È passato più di un mese da quando un ex presidente degli Stati Uniti, Donald Trump, ha usato la mia identità come insulto in un dibattito televisivo. Ha definito il suo avversario, l’attuale presidente degli Stati Uniti Joe Biden, un “pessimo palestinese” per il suo presunto fallimento nell’aiutare Israele a “finire il lavoro” di uccidere tutti a Gaza e rubare la terra. Non ha ricevuto alcuna reazione. Biden, la persona che sta finanziando e fornendo direttamente le armi per il genocidio in corso del mio popolo, chiaramente non aveva alcun problema con il fatto che la nostra identità venisse trasformata in un insulto. Ma anche i commentatori liberali della nazione, sempre pronti a denunciare il razzismo di Trump, non se ne sono preoccupati. Ci sono stati alcuni articoli su come “l’insulto razzista” di Trump abbia sconvolto i sostenitori dei diritti umani, ma nel giro di pochi giorni, se non di ore, l’incidente è stato completamente dimenticato.
Ciò è avvenuto dopo mesi in cui i palestinesi di Gaza sono stati bombardati indiscriminatamente, colpiti, imprigionati e lasciati a digiuno. Dopo la completa decimazione degli ospedali e delle università della striscia. Dopo l’ignobile omicidio di Hind Rajab, sei anni, con 355 proiettili sparati direttamente all’auto in cui si trovava.
E da quando Trump ha usato la mia identità come insulto in TV nazionale, l’uccisione, la mutilazione e i ripetuti spostamenti di palestinesi sono continuati, non solo a Gaza ma in tutta la Palestina. Varie indagini hanno concluso che i palestinesi trattenuti senza accusa o rappresentanza legale nelle prigioni e nei campi di detenzione israeliani, come il famigerato Sde Teiman nel deserto del Negev, vengono torturati, affamati, violentati e lasciati morire. Il bilancio ufficiale delle vittime di quest’ultimo giro di massacri israeliani a Gaza ha superato le 40.000, con molte altre migliaia ancora sepolte sotto le macerie. E dopo tutto questo, il governo degli Stati Uniti ha approvato la vendita di armi allo stato genocida di Israele per un totale di 20 miliardi di dollari.

Cosa fare —
Prosegui il testo sull'insulto di Trump ai palestinesi, riprendendo dopo la sua ultima frase.

Elenchi delle posizioni degli elementi
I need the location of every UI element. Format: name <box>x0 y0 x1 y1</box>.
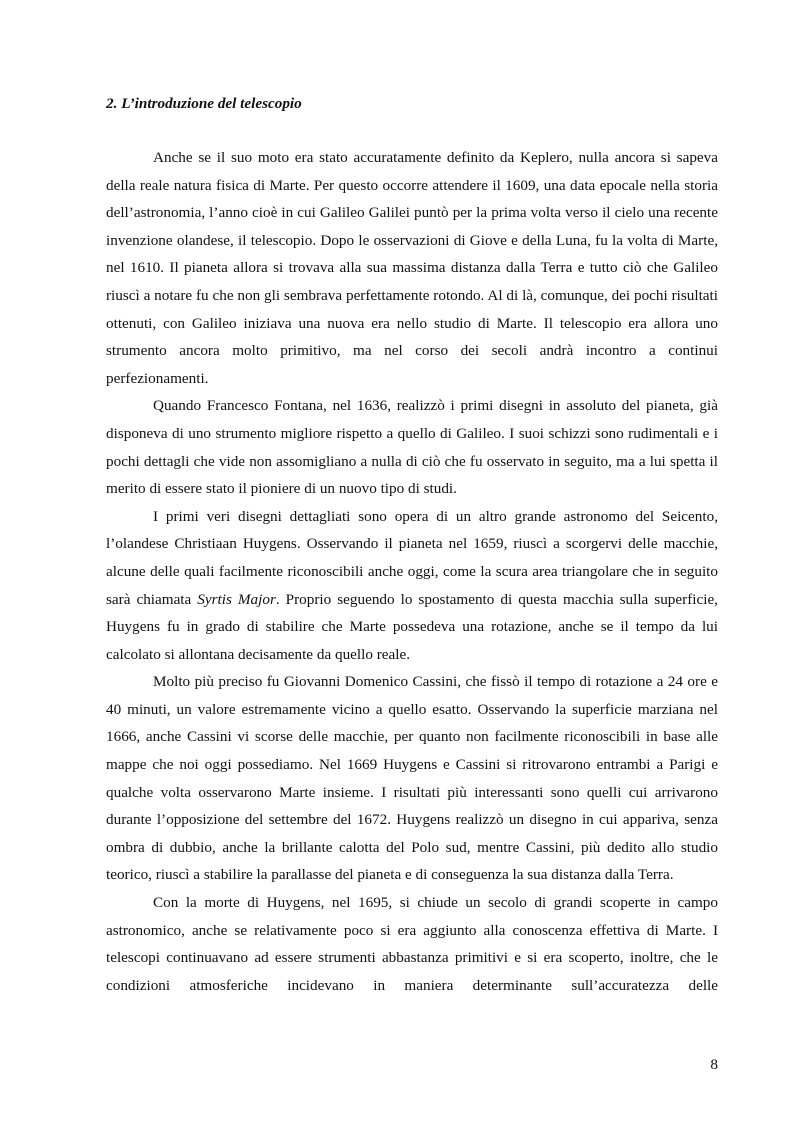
paragraph-cassini: Molto più preciso fu Giovanni Domenico Cassini, che fissò il tempo di rotazione a 24 ore e 40 minuti, un valore estremamente vicino a quello esatto. Osservando la superficie marziana nel 1666, anche Cassini vi scorse delle macchie, per quanto non facilmente riconoscibili in base alle mappe che noi oggi possediamo. Nel 1669 Huygens e Cassini si ritrovarono entrambi a Parigi e qualche volta osservarono Marte insieme. I risultati più interessanti sono quelli cui arrivarono durante l’opposizione del settembre del 1672. Huygens realizzò un disegno in cui appariva, senza ombra di dubbio, anche la brillante calotta del Polo sud, mentre Cassini, più dedito allo studio teorico, riuscì a stabilire la parallasse del pianeta e di conseguenza la sua distanza dalla Terra. <box>106 673 718 884</box>
document-page <box>106 92 718 999</box>
paragraph-huygens <box>106 503 718 669</box>
paragraph-huygens-text-after: . Proprio seguendo lo spostamento di questa macchia sulla superficie, Huygens fu in grado di stabilire che Marte possedeva una rotazione, anche se il tempo da lui calcolato si allontana decisamente da quello reale. <box>106 590 718 663</box>
paragraph-galileo: Anche se il suo moto era stato accuratamente definito da Keplero, nulla ancora si sapeva della reale natura fisica di Marte. Per questo occorre attendere il 1609, una data epocale nella storia dell’astronomia, l’anno cioè in cui Galileo Galilei puntò per la prima volta verso il cielo una recente invenzione olandese, il telescopio. Dopo le osservazioni di Giove e della Luna, fu la volta di Marte, nel 1610. Il pianeta allora si trovava alla sua massima distanza dalla Terra e tutto ciò che Galileo riuscì a notare fu che non gli sembrava perfettamente rotondo. Al di là, comunque, dei pochi risultati ottenuti, con Galileo iniziava una nuova era nello studio di Marte. Il telescopio era allora uno strumento ancora molto primitivo, ma nel corso dei secoli andrà incontro a continui perfezionamenti. <box>106 149 718 387</box>
section-heading: 2. L’introduzione del telescopio <box>106 95 302 112</box>
paragraph-huygens-text-before: I primi veri disegni dettagliati sono opera di un altro grande astronomo del Seicento, l’olandese Christiaan Huygens. Osservando il pianeta nel 1659, riuscì a scorgervi delle macchie, alcune delle quali facilmente riconoscibili anche oggi, come la scura area triangolare che in seguito sarà chiamata <box>106 507 718 608</box>
paragraph-conclusion: Con la morte di Huygens, nel 1695, si chiude un secolo di grandi scoperte in campo astronomico, anche se relativamente poco si era aggiunto alla conoscenza effettiva di Marte. I telescopi continuavano ad essere strumenti abbastanza primitivi e si era scoperto, inoltre, che le condizioni atmosferiche incidevano in maniera determinante sull’accuratezza delle <box>106 894 718 994</box>
page-number: 8 <box>710 1056 718 1073</box>
syrtis-major-emphasis: Syrtis Major <box>197 590 276 608</box>
paragraph-fontana: Quando Francesco Fontana, nel 1636, realizzò i primi disegni in assoluto del pianeta, già disponeva di uno strumento migliore rispetto a quello di Galileo. I suoi schizzi sono rudimentali e i pochi dettagli che vide non assomigliano a nulla di ciò che fu osservato in seguito, ma a lui spetta il merito di essere stato il pioniere di un nuovo tipo di studi. <box>106 397 718 498</box>
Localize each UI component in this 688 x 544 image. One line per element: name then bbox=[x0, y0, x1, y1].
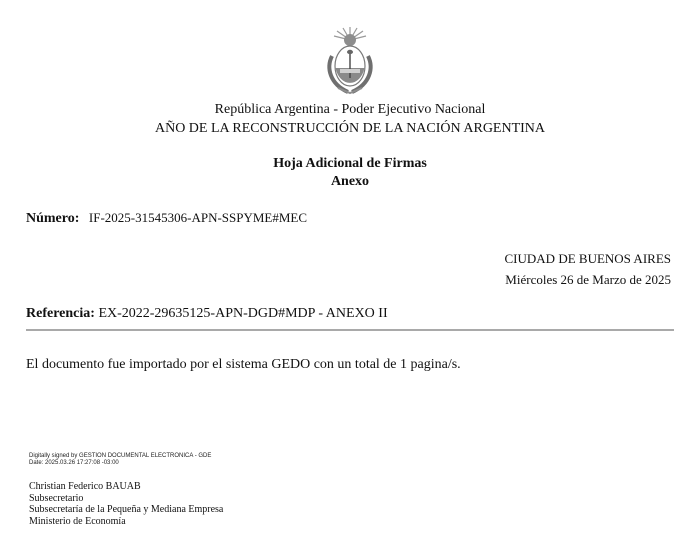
signer-name: Christian Federico BAUAB bbox=[29, 481, 141, 492]
divider bbox=[26, 329, 674, 331]
location-date: Miércoles 26 de Marzo de 2025 bbox=[505, 272, 671, 287]
document-title: Hoja Adicional de Firmas bbox=[273, 156, 427, 171]
document-number bbox=[26, 209, 307, 228]
digital-signature-signed-by: Digitally signed by GESTION DOCUMENTAL ELECTRONICA - GDE bbox=[29, 453, 212, 459]
digital-signature-date: Date: 2025.03.26 17:27:08 -03:00 bbox=[29, 460, 119, 466]
body-text: El documento fue importado por el sistema GEDO con un total de 1 pagina/s. bbox=[26, 357, 461, 372]
document-number-value: IF-2025-31545306-APN-SSPYME#MEC bbox=[88, 210, 308, 225]
header-year-motto: AÑO DE LA RECONSTRUCCIÓN DE LA NACIÓN ARGENTINA bbox=[154, 121, 546, 136]
document-subtitle: Anexo bbox=[330, 174, 370, 189]
signer-block bbox=[29, 481, 223, 527]
reference bbox=[26, 305, 388, 323]
signer-office: Subsecretaría de la Pequeña y Mediana Empresa bbox=[29, 504, 224, 515]
digital-signature-stamp bbox=[29, 453, 211, 467]
signer-position: Subsecretario bbox=[29, 492, 84, 504]
header-republic: República Argentina - Poder Ejecutivo Nacional bbox=[214, 102, 486, 117]
signer-ministry: Ministerio de Economía bbox=[29, 515, 126, 527]
document-number-label: Número: bbox=[26, 211, 80, 226]
argentina-coat-of-arms-icon bbox=[324, 26, 376, 96]
reference-label: Referencia: bbox=[26, 306, 95, 321]
location-block bbox=[505, 249, 671, 291]
location-city: CIUDAD DE BUENOS AIRES bbox=[504, 251, 671, 266]
reference-value: EX-2022-29635125-APN-DGD#MDP - ANEXO II bbox=[98, 306, 388, 321]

Ecco il risultato —
Una guerra brutale e sistematica è in corso contro il mio popolo, sotto gli occhi del mondo, per privarci della nostra terra e del nostro diritto fondamentale alla dignità. Eppure, a quanto pare, la comunità globale è diventata insensibile alla nostra sofferenza, al nostro dolore e all’ingiustizia a cui siamo stati sottoposti per molti decenni. Soprattutto quelli in Occidente sembrano indifferenti a ciò che Israele, con l’aiuto dei loro governi, ci sta facendo. Ecco perché Israele è stato in grado di continuare questo genocidio impunemente per 10 lunghi mesi, ed ecco perché nessuno ha nemmeno sussultato quando due degli uomini più potenti del mondo hanno usato casualmente “palestinese” come insulto sulla televisione nazionale.
Come è successo? Come siamo arrivati a questo punto? Dal 7 ottobre, chiunque abbia accesso ai social media ha senza dubbio visto i cadaveri mutilati dei bambini palestinesi uccisi dalle bombe e dai proiettili israeliani. Hanno visto la fame, la disperazione e la distruzione senza fine. Quindi, come possono ancora chiudere un occhio su questa carneficina? Come possono ancora sostenere i politici che stanno finanziando e facilitando un palese tentativo di sterminare un intero popolo?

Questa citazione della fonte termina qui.